| DATA PROVIDED |
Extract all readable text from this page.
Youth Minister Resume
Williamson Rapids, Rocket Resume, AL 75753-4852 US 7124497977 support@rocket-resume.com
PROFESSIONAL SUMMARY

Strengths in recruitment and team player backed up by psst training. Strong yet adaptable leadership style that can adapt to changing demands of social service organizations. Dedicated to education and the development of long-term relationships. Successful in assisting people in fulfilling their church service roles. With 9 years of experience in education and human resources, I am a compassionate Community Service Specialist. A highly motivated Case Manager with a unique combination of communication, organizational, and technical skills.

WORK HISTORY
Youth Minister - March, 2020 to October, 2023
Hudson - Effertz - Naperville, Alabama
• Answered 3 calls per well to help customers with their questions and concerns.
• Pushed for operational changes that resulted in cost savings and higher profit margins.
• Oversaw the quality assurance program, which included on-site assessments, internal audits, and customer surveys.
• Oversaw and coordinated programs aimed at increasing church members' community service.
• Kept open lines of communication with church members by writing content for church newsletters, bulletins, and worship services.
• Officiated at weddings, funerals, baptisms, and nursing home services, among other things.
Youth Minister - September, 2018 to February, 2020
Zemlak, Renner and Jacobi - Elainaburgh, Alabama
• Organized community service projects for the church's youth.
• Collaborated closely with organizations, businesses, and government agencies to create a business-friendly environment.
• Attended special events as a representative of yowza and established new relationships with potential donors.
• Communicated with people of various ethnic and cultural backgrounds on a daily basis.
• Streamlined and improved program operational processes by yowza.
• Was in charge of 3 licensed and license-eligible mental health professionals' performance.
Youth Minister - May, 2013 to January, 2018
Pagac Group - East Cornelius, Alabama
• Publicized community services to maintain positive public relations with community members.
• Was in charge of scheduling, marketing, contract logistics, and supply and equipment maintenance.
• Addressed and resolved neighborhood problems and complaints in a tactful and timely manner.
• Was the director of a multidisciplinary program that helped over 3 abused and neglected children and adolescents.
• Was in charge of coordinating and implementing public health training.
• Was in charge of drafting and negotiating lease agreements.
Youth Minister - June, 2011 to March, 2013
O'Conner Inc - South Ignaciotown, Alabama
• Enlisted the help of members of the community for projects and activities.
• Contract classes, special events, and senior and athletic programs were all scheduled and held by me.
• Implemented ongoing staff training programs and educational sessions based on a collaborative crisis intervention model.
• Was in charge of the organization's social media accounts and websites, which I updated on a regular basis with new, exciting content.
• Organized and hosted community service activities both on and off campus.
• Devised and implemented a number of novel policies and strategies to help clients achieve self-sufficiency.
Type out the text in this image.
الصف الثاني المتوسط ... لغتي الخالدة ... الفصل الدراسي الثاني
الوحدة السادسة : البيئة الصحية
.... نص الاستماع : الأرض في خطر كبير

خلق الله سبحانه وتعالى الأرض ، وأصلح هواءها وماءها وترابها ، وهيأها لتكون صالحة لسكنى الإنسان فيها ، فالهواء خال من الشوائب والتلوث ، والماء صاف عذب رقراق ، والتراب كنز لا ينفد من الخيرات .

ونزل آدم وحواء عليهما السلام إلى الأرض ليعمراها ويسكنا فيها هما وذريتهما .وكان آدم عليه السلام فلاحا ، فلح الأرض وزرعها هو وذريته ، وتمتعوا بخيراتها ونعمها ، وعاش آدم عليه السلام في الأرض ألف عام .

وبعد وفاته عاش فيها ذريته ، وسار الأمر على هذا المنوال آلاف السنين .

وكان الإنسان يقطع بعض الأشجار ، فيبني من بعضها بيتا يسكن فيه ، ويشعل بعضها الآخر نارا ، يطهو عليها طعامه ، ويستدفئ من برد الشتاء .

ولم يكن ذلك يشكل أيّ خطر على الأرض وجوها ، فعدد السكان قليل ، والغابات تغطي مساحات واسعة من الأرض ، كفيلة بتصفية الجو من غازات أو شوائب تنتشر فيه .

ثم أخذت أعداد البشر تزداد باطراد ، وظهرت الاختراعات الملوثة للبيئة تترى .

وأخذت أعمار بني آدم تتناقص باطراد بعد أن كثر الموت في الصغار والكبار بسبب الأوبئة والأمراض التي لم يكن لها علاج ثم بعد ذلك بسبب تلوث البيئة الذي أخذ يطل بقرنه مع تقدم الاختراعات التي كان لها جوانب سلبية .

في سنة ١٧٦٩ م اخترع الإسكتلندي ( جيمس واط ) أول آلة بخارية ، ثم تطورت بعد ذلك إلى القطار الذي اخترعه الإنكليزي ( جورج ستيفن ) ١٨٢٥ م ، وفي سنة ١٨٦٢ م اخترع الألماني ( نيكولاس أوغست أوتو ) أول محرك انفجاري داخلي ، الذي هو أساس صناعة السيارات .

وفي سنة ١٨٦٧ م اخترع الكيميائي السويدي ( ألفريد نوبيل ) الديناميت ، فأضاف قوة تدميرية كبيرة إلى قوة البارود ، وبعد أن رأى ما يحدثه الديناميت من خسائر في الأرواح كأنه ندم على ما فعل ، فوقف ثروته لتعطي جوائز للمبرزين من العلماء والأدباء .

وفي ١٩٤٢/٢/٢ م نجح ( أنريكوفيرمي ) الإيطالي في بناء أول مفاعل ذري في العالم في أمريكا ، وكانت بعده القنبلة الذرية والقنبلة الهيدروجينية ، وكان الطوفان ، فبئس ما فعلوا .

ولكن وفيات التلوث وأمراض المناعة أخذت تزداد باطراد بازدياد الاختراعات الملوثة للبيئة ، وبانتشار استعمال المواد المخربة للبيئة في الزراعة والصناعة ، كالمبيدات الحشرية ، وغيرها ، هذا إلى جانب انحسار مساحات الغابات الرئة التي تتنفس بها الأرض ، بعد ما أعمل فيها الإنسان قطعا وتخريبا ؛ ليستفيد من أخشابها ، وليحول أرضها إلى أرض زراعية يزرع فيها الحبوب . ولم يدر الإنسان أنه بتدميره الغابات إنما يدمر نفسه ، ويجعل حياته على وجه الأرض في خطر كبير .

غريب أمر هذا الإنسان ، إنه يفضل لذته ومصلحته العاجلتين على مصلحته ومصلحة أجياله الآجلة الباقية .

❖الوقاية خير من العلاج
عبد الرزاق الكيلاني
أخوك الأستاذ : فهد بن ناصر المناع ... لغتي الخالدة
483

| EXERCISE AIM |
Extract all lines that hold the word "مساحات".

| FINISHED TASK |
ولم يكن ذلك يشكل أيّ خطر على الأرض وجوها ، فعدد السكان قليل ، والغابات تغطي مساحات واسعة من الأرض ، كفيلة بتصفية الجو من غازات أو شوائب تنتشر فيه .
ولكن وفيات التلوث وأمراض المناعة أخذت تزداد باطراد بازدياد الاختراعات الملوثة للبيئة ، وبانتشار استعمال المواد المخربة للبيئة في الزراعة والصناعة ، كالمبيدات الحشرية ، وغيرها ، هذا إلى جانب انحسار مساحات الغابات الرئة التي تتنفس بها الأرض ، بعد ما أعمل فيها الإنسان قطعا وتخريبا ؛ ليستفيد من أخشابها ، وليحول أرضها إلى أرض زراعية يزرع فيها الحبوب . ولم يدر الإنسان أنه بتدميره الغابات إنما يدمر نفسه ، ويجعل حياته على وجه الأرض في خطر كبير .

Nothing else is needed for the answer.